**Extract to read**
══════════
Project

General

Profile

Bug #7162

capsule: synchronize command never times out/silently fails.

Added by Brad Buckingham over 5 years ago. Updated over 1 year ago.

Status:
Closed
Priority:
Normal
Assignee:
Category:
Foreman Proxy Content
Target version:
Difficulty:
Triaged:
Yes
Bugzilla link:
Fixed in Releases:
Found in Releases:

Description

Cloned from https://bugzilla.redhat.com/show_bug.cgi?id=1102763
Description of problem:
if a capsule runs into some issue that keeps syncs from completing, there is nothing to indicate this

Version-Release number of selected component (if applicable):

Satellite-6.0.3-RHEL-6-20140528.4

How reproducible:

unsure.

Steps to Reproduce:
1. Attempt to sync sat content to a capsule. It may (or may not) help to reproduce this if you have two servers over wide geographical locations
2. Wait
3. View results.

Actual results:

In the synchronize process... user sees really nothing, other than the progress bar never moving -- in my case at 50%.
══════════
**Parts of the exercise**
A – List every step the bug report gives under "Steps to Reproduce."
B – Decide whether each statement agrees with the bug report. Answer yes or no and quote the words of the report that decide it.
(i) The bug report is marked as closed.
(ii) The problem is known to occur every time.
(iii) In the reporter's case, the progress bar stayed at 50%.
C – Summarize the bug report in two sentences.

**Records taken from a dataset**
══════════
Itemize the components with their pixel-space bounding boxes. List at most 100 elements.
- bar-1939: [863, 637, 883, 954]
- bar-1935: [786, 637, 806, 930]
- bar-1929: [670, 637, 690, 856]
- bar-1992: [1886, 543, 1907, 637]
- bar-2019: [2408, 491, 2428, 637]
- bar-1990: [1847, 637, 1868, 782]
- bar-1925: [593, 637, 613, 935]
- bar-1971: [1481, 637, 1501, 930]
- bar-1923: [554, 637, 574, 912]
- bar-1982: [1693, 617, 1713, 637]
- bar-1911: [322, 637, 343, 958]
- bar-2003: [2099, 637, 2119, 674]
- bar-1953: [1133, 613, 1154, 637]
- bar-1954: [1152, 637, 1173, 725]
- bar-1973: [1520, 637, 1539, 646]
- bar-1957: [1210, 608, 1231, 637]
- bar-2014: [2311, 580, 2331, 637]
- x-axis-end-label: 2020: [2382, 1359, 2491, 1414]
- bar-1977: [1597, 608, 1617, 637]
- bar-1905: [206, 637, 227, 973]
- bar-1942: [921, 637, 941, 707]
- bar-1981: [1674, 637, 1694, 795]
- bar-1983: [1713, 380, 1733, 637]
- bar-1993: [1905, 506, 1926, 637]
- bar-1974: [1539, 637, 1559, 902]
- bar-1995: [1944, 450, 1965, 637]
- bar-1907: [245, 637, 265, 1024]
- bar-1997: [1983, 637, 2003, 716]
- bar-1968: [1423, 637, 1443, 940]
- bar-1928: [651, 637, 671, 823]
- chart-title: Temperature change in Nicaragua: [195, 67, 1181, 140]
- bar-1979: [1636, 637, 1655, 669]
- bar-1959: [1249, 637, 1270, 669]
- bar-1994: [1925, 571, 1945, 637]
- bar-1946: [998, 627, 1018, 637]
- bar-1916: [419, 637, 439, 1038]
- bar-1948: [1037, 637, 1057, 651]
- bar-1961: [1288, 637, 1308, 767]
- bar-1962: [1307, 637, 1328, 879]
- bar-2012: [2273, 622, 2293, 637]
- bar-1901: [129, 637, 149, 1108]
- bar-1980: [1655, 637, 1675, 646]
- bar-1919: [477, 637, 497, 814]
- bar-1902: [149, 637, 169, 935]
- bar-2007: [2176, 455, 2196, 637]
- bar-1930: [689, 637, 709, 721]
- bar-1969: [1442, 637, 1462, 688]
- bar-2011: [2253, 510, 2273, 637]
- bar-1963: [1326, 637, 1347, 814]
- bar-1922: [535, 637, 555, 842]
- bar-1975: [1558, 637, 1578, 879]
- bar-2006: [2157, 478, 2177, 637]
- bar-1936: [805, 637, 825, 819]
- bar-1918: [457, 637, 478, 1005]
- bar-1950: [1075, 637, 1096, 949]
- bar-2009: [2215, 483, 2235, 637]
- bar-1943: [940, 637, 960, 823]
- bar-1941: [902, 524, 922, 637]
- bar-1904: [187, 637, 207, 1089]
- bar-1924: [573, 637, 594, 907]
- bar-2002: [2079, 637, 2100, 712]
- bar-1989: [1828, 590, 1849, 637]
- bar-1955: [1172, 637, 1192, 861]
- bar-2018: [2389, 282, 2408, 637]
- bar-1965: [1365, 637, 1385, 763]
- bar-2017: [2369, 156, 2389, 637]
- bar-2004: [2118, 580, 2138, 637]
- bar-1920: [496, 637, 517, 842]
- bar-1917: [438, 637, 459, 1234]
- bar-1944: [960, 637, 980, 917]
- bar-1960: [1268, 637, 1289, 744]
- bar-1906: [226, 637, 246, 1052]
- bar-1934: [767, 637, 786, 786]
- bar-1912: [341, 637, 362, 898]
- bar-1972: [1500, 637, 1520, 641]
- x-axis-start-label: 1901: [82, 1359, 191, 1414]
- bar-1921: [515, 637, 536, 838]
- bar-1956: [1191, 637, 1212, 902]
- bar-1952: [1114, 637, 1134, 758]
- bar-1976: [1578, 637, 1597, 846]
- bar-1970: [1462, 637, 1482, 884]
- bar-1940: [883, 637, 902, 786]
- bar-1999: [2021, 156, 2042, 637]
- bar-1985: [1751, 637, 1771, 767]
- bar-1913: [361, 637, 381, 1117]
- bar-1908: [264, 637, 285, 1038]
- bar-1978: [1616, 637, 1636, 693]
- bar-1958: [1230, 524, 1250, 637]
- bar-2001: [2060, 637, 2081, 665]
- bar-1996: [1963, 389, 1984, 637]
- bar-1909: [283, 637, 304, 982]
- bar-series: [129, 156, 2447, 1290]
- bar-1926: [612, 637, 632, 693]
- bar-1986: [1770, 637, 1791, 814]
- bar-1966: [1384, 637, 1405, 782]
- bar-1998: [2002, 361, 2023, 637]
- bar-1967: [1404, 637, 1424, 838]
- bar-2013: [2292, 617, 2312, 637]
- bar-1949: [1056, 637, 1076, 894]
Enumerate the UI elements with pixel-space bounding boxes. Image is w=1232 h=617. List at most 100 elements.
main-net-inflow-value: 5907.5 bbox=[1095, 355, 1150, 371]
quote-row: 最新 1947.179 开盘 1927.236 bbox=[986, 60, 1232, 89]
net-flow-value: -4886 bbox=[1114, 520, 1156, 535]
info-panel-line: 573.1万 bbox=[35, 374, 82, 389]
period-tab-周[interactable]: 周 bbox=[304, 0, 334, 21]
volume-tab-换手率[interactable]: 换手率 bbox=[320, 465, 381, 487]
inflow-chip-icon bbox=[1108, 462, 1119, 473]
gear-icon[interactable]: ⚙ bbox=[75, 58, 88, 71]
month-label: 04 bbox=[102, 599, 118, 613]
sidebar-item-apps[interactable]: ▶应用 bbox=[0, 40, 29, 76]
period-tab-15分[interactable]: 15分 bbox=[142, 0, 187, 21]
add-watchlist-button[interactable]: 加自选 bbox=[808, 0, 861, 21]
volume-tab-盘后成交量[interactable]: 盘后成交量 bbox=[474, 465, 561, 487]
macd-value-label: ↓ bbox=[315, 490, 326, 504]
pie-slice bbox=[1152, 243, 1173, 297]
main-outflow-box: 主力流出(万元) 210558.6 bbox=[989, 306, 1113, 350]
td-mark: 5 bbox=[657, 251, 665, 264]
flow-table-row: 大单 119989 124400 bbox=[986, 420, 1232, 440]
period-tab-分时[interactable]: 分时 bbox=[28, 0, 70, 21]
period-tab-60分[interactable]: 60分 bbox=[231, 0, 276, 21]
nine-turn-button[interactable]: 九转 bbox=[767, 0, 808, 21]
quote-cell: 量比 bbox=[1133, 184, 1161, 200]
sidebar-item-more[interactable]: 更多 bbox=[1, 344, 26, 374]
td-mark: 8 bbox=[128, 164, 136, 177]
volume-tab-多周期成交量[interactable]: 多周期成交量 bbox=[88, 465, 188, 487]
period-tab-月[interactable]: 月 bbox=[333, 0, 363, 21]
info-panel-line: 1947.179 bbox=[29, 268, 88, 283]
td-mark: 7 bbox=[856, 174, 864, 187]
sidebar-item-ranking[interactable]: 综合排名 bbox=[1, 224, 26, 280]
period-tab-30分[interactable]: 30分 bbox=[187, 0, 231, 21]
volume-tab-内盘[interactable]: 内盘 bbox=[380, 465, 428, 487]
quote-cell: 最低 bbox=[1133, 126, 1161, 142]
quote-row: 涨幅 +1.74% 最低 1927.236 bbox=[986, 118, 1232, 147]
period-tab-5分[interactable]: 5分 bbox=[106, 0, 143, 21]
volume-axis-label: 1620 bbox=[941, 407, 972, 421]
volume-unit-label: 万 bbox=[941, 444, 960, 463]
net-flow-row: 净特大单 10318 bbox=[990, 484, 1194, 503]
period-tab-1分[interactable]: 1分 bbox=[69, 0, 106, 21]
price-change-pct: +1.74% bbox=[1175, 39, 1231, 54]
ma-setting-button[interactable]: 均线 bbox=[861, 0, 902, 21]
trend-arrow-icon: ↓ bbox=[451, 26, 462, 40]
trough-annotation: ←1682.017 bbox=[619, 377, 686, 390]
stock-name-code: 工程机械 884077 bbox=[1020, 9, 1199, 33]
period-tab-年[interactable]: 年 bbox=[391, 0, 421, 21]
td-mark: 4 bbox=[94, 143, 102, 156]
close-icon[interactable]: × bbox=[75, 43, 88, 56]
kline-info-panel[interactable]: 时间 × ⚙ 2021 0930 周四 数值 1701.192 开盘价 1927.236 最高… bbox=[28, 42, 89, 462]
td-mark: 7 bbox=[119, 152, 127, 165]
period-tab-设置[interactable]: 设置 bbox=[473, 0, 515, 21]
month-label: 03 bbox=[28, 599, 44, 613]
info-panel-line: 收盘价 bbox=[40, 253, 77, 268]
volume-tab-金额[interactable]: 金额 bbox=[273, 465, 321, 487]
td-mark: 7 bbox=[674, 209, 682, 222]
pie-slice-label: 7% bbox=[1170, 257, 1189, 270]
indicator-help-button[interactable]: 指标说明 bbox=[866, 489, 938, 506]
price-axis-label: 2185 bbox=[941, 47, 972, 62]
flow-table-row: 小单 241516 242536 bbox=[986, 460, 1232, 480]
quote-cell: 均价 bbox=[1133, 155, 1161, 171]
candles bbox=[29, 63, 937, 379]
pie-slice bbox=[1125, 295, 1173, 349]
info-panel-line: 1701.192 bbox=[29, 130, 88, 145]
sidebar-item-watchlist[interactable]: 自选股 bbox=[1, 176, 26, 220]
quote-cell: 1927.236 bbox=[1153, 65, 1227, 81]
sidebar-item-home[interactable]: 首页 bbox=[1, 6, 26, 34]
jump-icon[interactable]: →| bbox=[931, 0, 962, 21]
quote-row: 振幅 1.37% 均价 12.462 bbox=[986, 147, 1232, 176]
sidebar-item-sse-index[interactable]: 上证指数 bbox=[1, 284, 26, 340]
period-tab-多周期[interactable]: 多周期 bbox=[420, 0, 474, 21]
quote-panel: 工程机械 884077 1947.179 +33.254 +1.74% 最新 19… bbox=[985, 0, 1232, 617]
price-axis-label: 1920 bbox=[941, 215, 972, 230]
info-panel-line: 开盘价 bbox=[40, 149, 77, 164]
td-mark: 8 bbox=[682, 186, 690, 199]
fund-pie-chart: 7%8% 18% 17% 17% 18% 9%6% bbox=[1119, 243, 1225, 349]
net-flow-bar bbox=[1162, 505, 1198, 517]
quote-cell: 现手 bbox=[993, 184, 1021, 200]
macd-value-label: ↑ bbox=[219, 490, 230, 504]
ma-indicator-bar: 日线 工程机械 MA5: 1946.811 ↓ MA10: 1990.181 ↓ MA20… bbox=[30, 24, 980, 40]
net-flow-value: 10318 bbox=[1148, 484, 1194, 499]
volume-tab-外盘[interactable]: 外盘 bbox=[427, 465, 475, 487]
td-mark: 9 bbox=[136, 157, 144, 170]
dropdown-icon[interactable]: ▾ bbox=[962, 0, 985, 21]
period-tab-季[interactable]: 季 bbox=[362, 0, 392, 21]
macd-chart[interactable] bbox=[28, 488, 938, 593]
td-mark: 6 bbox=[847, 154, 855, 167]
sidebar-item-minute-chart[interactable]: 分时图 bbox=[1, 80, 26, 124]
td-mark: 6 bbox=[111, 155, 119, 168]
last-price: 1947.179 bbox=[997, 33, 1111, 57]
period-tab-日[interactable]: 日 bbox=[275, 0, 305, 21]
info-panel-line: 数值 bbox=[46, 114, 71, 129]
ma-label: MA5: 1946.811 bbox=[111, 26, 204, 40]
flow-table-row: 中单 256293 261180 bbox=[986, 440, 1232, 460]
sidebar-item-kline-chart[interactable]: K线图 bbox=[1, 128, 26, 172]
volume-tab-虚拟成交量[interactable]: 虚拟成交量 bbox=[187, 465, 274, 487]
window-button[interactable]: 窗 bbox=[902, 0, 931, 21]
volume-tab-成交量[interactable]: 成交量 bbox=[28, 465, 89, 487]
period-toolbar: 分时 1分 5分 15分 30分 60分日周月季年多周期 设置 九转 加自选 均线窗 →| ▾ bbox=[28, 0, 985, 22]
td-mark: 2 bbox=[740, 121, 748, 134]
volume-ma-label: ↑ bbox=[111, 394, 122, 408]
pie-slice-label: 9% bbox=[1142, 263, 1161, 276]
══════════
**Responses by task**
A –
1. Attempt to sync sat content to a capsule.
2. Wait.
3. View results.

B –
(i) Yes: "Status: Closed"
(ii) No: "How reproducible: unsure."
(iii) Yes: "the progress bar never moving -- in my case at 50%"

C – Bug #7162, filed under Foreman Proxy Content, reports that the capsule synchronize command never times out or silently fails, so nothing indicates when a capsule issue keeps syncs from completing. On Satellite-6.0.3-RHEL-6-20140528.4, the user saw only a progress bar that never moved, stuck at 50% in the reporter's case, and the report's status is Closed.